───── Given data

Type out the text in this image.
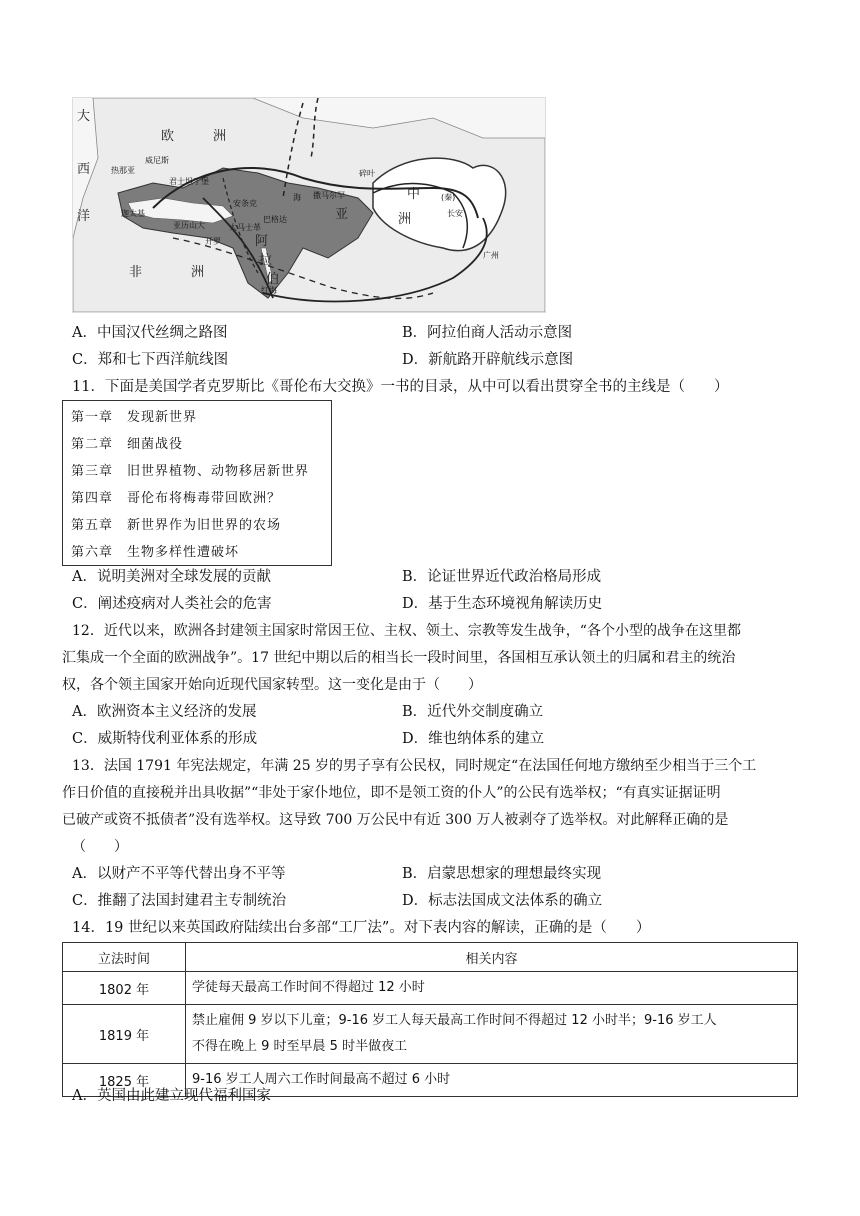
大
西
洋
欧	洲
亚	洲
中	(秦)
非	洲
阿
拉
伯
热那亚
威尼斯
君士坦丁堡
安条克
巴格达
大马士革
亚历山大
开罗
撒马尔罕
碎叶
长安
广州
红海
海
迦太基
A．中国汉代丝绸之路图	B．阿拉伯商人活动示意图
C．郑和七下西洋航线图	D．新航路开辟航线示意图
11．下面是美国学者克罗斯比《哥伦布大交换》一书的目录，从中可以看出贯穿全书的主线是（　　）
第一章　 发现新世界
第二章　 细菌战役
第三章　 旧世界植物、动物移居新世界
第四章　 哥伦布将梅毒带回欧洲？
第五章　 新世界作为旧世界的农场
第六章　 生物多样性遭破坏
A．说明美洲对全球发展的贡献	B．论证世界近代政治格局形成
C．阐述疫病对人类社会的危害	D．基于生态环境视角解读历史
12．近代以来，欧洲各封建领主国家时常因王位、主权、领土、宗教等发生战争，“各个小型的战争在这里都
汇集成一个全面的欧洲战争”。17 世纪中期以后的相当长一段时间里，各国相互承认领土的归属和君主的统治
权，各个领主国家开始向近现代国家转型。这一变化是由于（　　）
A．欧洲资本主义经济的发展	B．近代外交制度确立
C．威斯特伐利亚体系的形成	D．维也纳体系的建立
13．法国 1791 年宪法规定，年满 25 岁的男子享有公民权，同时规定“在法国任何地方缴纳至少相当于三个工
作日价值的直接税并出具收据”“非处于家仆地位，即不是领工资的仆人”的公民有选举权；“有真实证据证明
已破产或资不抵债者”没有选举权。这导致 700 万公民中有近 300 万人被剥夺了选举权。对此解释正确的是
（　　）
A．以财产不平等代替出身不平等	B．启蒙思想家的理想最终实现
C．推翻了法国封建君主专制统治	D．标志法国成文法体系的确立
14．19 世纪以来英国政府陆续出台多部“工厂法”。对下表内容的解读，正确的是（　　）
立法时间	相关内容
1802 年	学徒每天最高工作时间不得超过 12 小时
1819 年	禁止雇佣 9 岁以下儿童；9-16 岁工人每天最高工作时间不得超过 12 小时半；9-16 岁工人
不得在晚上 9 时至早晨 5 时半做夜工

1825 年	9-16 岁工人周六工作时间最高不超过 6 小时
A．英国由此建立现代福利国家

──────────

### What needs to be done
Restate each entry word for word, leaving out any pictures.

### Exercise answer
Type out the text in this image.
大
西
洋
欧	洲
亚	洲
中	(秦)
非	洲
阿
拉
伯
热那亚
威尼斯
君士坦丁堡
安条克
巴格达
大马士革
亚历山大
开罗
撒马尔罕
碎叶
长安
广州
红海
海
迦太基
A．中国汉代丝绸之路图	B．阿拉伯商人活动示意图
C．郑和七下西洋航线图	D．新航路开辟航线示意图
11．下面是美国学者克罗斯比《哥伦布大交换》一书的目录，从中可以看出贯穿全书的主线是（　　）
第一章　 发现新世界
第二章　 细菌战役
第三章　 旧世界植物、动物移居新世界
第四章　 哥伦布将梅毒带回欧洲？
第五章　 新世界作为旧世界的农场
第六章　 生物多样性遭破坏
A．说明美洲对全球发展的贡献	B．论证世界近代政治格局形成
C．阐述疫病对人类社会的危害	D．基于生态环境视角解读历史
12．近代以来，欧洲各封建领主国家时常因王位、主权、领土、宗教等发生战争，“各个小型的战争在这里都
汇集成一个全面的欧洲战争”。17 世纪中期以后的相当长一段时间里，各国相互承认领土的归属和君主的统治
权，各个领主国家开始向近现代国家转型。这一变化是由于（　　）
A．欧洲资本主义经济的发展	B．近代外交制度确立
C．威斯特伐利亚体系的形成	D．维也纳体系的建立
13．法国 1791 年宪法规定，年满 25 岁的男子享有公民权，同时规定“在法国任何地方缴纳至少相当于三个工
作日价值的直接税并出具收据”“非处于家仆地位，即不是领工资的仆人”的公民有选举权；“有真实证据证明
已破产或资不抵债者”没有选举权。这导致 700 万公民中有近 300 万人被剥夺了选举权。对此解释正确的是
（　　）
A．以财产不平等代替出身不平等	B．启蒙思想家的理想最终实现
C．推翻了法国封建君主专制统治	D．标志法国成文法体系的确立
14．19 世纪以来英国政府陆续出台多部“工厂法”。对下表内容的解读，正确的是（　　）
立法时间	相关内容
1802 年	学徒每天最高工作时间不得超过 12 小时
1819 年	禁止雇佣 9 岁以下儿童；9-16 岁工人每天最高工作时间不得超过 12 小时半；9-16 岁工人
不得在晚上 9 时至早晨 5 时半做夜工

1825 年	9-16 岁工人周六工作时间最高不超过 6 小时
A．英国由此建立现代福利国家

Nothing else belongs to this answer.